- DATA ROWS -

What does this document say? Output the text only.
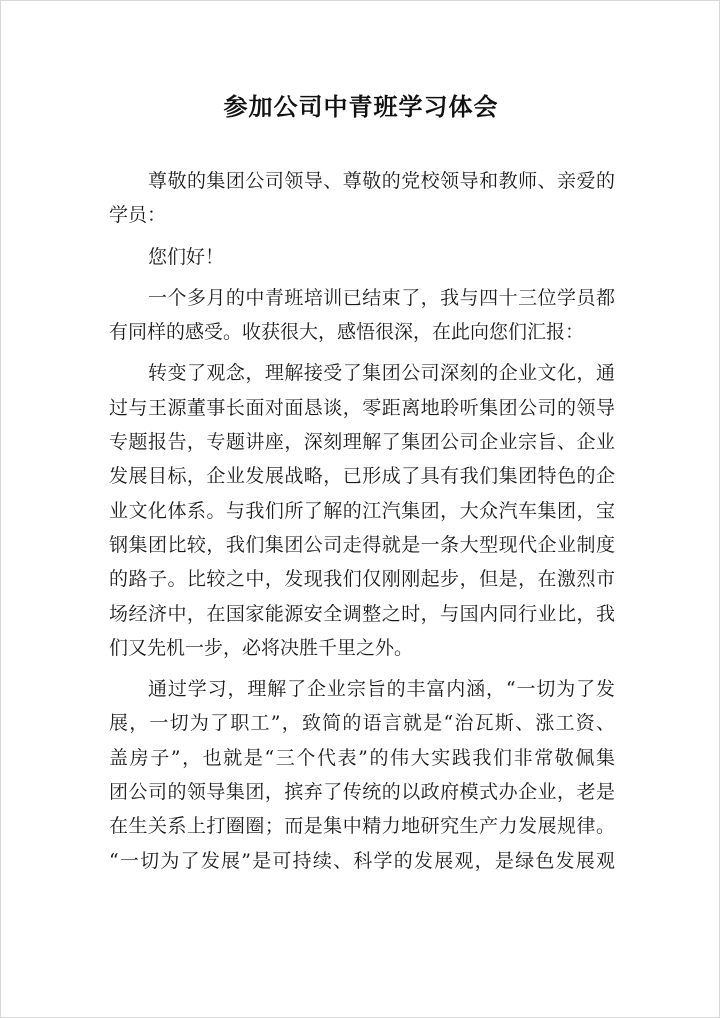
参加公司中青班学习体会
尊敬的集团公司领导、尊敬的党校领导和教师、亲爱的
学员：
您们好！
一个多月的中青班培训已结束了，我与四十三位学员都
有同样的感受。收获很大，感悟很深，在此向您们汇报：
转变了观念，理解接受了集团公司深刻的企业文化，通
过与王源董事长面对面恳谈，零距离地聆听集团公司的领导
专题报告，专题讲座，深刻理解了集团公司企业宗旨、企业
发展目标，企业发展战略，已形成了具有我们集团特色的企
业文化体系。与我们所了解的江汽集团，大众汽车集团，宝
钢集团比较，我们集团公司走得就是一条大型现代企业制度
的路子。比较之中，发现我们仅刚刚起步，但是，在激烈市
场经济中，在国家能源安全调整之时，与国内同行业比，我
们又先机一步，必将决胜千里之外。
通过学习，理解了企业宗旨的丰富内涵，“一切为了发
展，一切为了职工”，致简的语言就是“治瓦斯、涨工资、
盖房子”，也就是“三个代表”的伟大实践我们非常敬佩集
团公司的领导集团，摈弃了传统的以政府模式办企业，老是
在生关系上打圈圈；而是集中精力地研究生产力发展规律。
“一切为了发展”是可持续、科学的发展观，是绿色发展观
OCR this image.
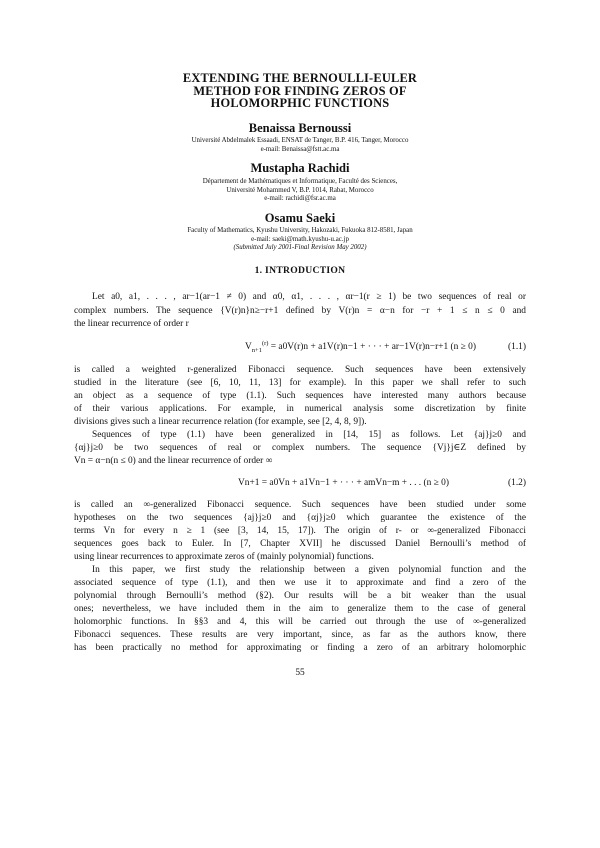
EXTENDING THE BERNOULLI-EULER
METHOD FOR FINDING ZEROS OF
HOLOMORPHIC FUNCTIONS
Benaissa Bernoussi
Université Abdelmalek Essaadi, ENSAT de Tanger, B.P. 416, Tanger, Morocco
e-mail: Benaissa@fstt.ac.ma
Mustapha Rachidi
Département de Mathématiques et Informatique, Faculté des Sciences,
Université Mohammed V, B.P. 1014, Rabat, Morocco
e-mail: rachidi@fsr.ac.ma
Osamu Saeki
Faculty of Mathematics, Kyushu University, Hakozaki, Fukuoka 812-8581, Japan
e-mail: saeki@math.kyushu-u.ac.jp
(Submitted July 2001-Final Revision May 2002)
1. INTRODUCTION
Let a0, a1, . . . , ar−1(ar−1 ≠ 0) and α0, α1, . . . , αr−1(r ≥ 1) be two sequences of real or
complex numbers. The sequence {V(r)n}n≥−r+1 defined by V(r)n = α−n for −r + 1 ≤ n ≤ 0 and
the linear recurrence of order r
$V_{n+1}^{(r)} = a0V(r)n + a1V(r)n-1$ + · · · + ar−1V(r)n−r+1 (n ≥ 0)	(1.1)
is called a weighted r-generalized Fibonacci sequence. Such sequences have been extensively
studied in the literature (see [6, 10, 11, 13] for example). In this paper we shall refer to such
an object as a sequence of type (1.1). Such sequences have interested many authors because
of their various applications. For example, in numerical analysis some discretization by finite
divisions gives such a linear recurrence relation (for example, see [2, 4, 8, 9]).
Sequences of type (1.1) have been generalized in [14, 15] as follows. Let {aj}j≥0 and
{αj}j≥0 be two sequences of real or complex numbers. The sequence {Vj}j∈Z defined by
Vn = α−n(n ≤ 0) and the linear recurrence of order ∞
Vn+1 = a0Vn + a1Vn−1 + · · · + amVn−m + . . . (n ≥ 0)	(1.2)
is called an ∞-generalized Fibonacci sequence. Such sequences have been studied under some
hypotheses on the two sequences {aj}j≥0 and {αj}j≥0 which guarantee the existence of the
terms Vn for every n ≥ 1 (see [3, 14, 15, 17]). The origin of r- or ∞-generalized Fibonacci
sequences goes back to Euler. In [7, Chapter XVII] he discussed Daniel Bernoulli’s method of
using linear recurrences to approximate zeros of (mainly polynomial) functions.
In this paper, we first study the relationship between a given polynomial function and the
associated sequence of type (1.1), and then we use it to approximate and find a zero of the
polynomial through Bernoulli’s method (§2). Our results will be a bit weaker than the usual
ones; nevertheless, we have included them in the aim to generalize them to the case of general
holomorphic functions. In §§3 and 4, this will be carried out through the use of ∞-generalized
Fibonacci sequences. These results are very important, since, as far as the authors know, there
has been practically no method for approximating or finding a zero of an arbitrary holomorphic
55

* * *

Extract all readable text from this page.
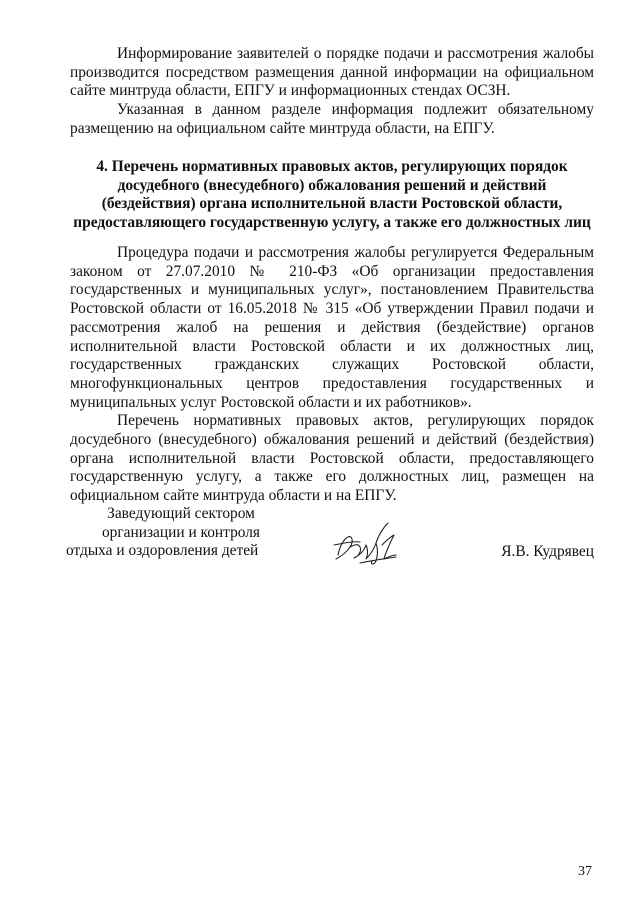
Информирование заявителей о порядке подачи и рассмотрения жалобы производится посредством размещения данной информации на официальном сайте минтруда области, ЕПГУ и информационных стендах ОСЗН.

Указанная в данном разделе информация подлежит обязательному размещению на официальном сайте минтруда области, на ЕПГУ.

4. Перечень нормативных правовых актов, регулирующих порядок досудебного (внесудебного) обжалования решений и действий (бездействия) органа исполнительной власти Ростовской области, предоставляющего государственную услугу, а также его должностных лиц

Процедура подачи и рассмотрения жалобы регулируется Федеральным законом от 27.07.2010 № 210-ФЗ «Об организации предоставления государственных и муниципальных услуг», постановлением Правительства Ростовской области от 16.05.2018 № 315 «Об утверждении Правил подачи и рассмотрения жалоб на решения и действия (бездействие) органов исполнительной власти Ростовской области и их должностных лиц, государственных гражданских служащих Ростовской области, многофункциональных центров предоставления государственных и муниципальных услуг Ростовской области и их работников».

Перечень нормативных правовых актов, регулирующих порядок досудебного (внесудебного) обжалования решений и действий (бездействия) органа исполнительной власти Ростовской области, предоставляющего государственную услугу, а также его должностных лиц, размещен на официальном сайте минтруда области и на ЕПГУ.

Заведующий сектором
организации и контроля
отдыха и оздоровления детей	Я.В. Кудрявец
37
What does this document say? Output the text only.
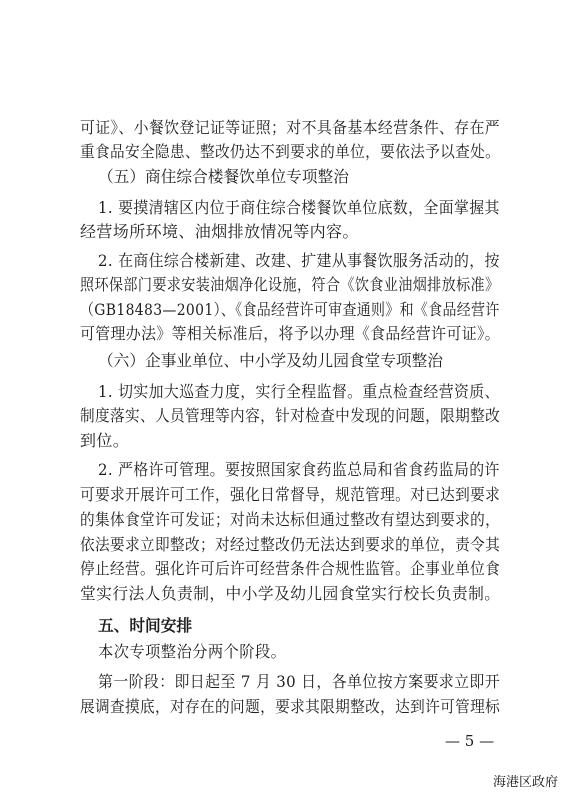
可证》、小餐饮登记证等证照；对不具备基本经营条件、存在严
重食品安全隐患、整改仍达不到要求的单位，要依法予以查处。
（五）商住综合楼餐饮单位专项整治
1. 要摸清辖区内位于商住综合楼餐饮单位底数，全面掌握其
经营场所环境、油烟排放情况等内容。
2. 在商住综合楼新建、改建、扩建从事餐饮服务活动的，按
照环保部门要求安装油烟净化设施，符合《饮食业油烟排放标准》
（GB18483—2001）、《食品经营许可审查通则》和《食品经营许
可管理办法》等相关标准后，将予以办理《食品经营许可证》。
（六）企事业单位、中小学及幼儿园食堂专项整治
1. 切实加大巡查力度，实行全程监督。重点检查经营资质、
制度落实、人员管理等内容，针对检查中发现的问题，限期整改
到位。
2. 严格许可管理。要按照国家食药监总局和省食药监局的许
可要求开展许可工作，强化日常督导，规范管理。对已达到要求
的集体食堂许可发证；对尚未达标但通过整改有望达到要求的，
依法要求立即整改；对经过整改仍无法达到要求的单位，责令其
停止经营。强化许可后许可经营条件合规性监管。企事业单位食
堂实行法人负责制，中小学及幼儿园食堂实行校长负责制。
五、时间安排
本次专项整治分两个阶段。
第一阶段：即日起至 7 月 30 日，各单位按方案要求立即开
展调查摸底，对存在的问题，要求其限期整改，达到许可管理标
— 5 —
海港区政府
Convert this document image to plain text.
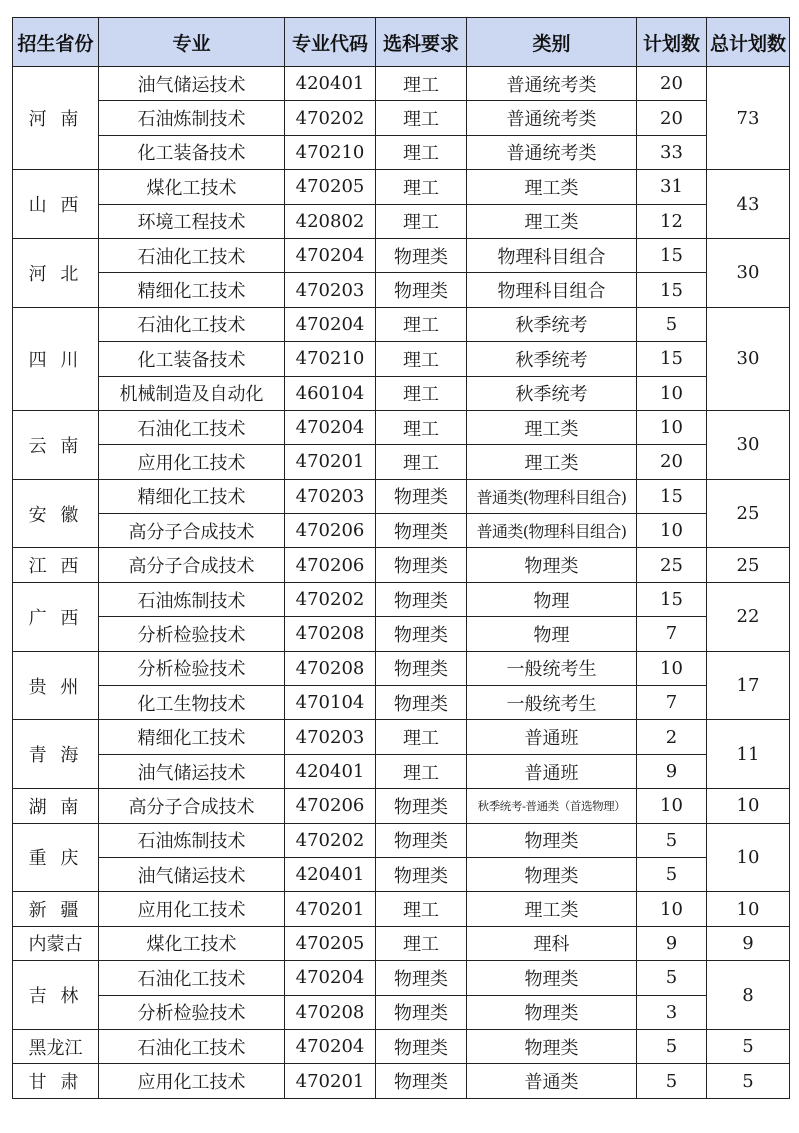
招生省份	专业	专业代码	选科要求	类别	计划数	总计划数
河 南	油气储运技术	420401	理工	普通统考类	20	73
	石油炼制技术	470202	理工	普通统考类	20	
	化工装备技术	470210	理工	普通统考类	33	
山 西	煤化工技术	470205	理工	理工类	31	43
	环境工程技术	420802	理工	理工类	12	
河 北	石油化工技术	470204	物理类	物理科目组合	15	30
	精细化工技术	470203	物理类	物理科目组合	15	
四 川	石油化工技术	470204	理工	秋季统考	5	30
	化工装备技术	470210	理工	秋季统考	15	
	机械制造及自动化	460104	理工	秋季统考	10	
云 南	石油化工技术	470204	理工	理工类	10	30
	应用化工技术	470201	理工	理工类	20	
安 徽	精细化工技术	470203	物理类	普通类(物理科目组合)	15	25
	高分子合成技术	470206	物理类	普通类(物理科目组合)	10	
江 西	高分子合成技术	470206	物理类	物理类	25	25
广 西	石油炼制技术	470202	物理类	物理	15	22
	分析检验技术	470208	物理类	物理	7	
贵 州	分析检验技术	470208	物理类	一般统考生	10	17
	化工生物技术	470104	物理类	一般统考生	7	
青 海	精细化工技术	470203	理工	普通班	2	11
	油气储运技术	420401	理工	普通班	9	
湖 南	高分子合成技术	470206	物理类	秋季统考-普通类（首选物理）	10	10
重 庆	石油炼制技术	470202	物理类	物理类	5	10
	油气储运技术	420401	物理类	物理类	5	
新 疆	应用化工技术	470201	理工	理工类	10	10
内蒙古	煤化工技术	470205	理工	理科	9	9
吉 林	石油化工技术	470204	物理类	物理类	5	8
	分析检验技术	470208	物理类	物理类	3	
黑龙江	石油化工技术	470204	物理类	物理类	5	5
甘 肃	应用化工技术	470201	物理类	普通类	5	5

- TASK INSTRUCTIONS -
Check each line of the records above for "普通统考类", and copy those that have it.

- FINAL ANSWER -
河 南	油气储运技术	420401	理工	普通统考类	20	73
	石油炼制技术	470202	理工	普通统考类	20	
	化工装备技术	470210	理工	普通统考类	33	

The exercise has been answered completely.